> Instructions to follow
Where a line contains the word "this", copy that line.
____
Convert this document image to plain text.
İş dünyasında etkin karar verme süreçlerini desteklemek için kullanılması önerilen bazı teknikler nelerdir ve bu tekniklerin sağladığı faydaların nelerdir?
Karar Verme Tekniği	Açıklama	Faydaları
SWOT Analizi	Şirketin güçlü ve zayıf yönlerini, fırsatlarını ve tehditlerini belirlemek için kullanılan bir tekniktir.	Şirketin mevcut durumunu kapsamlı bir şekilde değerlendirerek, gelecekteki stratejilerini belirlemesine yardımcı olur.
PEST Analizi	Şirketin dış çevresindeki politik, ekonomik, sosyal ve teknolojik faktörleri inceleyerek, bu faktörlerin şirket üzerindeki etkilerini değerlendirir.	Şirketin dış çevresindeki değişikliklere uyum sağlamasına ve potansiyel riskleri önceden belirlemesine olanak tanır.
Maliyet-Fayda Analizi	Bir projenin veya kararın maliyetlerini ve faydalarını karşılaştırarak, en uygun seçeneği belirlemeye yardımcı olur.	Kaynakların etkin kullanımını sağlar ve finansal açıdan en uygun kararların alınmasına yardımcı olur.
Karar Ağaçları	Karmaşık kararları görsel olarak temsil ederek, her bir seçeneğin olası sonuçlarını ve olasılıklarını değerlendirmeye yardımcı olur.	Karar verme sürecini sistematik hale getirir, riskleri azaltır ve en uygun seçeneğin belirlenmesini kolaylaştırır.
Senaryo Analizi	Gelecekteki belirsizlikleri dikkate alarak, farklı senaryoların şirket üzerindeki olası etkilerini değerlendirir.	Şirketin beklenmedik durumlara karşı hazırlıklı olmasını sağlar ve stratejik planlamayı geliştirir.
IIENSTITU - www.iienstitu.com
____
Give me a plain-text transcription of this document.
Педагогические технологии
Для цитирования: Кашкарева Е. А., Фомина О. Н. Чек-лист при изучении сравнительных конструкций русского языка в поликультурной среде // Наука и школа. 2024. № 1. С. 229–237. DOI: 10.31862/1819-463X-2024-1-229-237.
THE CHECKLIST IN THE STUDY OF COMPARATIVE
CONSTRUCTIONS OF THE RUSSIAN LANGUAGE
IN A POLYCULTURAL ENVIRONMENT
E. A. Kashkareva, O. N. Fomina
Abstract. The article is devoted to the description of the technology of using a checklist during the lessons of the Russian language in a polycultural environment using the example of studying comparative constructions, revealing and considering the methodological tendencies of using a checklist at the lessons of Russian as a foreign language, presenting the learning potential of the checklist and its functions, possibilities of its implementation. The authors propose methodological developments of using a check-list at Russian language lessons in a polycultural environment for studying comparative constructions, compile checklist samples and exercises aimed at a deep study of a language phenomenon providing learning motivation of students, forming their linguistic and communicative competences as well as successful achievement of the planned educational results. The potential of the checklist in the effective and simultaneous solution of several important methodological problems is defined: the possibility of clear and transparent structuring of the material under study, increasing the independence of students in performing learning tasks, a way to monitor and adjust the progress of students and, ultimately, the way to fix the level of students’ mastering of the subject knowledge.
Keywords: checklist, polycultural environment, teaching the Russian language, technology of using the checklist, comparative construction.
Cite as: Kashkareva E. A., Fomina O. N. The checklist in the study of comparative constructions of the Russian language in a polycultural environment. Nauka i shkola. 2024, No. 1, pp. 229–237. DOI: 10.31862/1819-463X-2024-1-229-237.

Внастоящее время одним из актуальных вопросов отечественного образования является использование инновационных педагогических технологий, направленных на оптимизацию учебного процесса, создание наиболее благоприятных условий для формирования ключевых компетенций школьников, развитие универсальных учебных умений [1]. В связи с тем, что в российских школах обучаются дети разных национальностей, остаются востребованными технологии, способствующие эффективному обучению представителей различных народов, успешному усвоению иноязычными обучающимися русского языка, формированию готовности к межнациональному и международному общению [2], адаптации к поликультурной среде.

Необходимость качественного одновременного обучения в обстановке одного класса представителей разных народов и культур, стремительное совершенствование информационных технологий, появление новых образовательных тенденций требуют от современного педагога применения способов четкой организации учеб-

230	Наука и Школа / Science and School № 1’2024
____
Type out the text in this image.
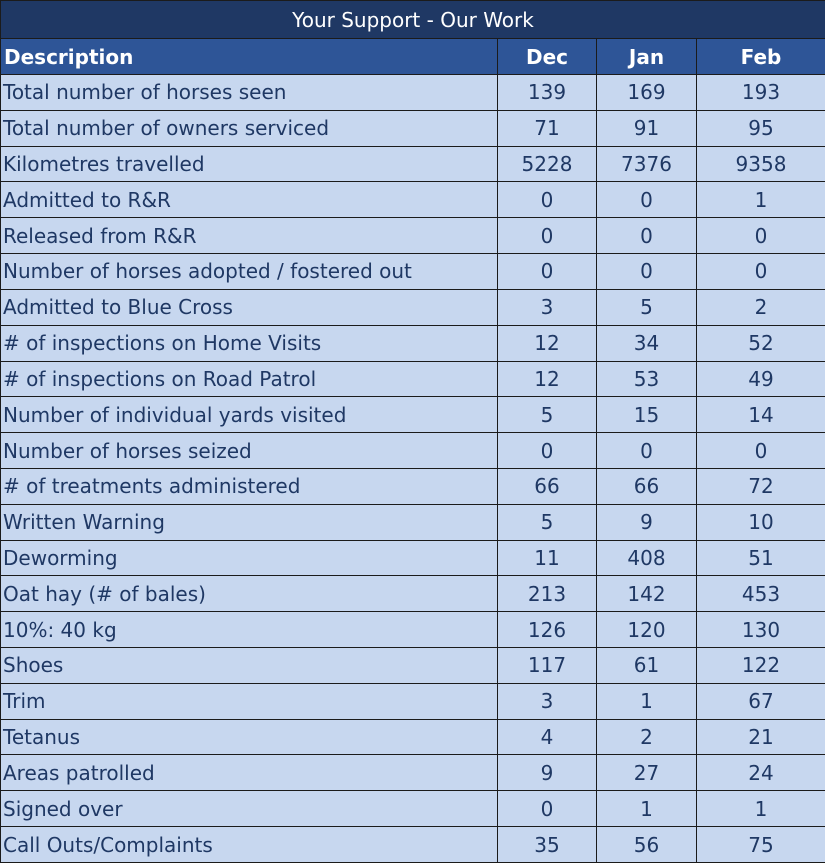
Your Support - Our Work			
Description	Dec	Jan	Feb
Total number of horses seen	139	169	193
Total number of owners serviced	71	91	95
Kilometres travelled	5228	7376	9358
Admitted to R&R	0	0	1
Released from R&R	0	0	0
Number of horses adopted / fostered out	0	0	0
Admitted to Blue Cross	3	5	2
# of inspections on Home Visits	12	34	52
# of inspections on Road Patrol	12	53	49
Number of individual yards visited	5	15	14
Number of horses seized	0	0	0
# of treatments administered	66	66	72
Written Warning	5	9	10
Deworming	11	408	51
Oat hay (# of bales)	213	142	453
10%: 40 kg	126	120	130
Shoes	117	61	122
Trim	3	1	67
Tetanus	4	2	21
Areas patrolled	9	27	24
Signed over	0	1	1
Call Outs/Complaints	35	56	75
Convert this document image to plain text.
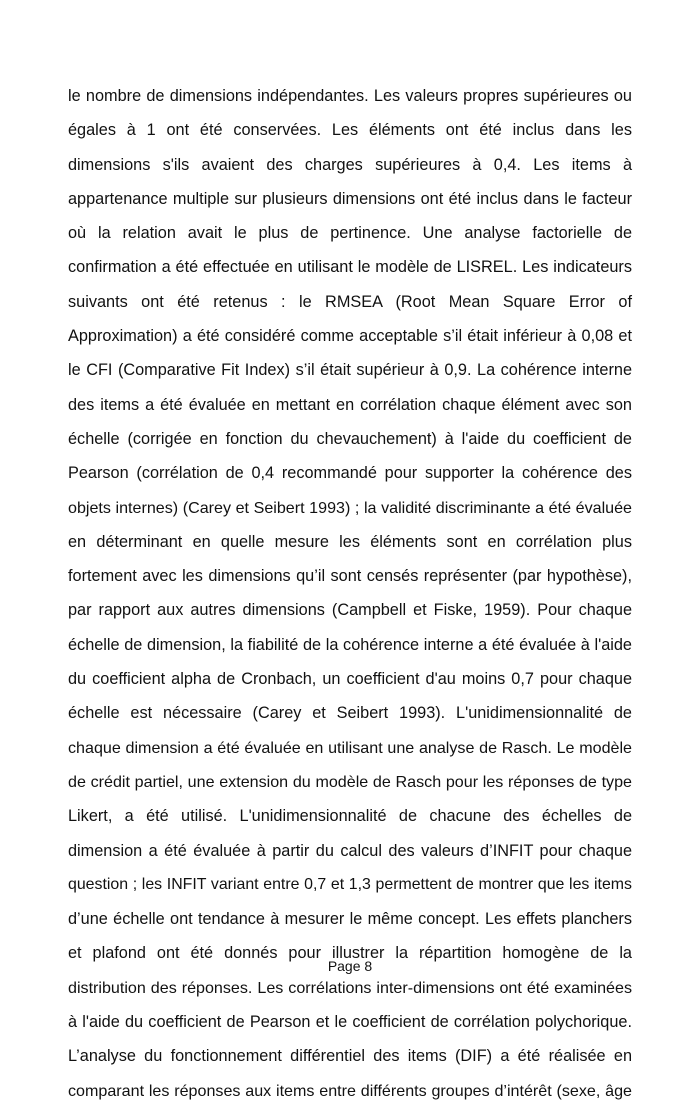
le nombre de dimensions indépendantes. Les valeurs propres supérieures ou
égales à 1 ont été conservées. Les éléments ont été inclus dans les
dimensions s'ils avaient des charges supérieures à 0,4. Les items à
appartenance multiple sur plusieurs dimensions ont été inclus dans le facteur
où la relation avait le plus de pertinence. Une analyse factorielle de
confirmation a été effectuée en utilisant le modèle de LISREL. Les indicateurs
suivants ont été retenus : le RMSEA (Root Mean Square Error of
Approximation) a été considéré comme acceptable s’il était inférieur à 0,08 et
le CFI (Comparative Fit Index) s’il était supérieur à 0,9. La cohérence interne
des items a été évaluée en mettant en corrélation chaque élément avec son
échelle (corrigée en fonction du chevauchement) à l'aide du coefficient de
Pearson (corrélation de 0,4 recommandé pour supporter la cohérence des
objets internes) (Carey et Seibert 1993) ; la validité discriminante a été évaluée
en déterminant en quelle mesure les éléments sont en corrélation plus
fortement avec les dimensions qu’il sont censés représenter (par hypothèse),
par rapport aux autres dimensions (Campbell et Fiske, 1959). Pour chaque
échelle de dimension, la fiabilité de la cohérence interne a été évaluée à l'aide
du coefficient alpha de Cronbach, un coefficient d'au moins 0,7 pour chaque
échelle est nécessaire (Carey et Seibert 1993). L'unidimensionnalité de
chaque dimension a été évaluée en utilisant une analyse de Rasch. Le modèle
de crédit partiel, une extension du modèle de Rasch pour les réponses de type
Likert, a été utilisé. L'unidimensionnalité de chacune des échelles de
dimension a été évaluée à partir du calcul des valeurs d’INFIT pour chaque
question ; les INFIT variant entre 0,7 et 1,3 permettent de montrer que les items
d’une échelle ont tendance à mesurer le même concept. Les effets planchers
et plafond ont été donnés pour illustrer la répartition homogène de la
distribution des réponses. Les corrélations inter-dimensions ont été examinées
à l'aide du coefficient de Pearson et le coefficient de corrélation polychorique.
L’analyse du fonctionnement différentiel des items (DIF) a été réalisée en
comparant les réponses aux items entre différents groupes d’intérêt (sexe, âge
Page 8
____
> Answer to the task
Convert this document image to plain text.
Give me a plain-text transcription of this document.
Type out the text in this image.
Convert this document image to plain text.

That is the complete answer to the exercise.